* **What needs to be done**
Using the material below, work out how many lines contain the word "bottoni". Reply with the number and nothing more.

* **Data section**
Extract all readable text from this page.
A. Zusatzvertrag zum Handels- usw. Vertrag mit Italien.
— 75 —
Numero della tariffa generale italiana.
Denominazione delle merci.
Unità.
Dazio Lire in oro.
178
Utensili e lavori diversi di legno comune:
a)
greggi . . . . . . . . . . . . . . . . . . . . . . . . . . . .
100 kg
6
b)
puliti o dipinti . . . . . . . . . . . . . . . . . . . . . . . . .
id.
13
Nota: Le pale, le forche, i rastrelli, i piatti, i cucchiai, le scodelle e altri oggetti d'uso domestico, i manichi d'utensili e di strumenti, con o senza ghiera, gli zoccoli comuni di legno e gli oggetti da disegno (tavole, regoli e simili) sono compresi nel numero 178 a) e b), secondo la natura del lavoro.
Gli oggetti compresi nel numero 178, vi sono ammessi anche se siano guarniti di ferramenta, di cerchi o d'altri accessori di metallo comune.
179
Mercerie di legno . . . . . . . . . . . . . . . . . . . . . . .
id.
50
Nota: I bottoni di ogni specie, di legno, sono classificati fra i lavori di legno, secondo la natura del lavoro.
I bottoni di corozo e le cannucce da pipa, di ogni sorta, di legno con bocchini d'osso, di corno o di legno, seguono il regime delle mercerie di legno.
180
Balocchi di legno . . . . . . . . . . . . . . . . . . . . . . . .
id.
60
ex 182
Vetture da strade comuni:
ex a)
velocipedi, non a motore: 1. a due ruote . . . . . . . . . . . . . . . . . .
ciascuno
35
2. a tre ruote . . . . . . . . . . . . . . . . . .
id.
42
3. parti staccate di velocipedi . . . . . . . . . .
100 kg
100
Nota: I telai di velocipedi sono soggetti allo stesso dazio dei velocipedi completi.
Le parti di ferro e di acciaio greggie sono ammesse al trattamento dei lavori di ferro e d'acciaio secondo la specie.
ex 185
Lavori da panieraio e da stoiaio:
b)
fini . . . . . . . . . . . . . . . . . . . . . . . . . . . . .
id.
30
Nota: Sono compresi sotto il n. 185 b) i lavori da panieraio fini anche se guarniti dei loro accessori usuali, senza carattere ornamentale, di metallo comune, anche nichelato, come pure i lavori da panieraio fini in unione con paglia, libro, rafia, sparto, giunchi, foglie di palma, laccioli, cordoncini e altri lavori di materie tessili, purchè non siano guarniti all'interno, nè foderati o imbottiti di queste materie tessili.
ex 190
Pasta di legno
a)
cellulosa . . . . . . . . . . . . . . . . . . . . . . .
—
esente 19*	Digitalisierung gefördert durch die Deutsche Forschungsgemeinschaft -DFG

* **Solution**
2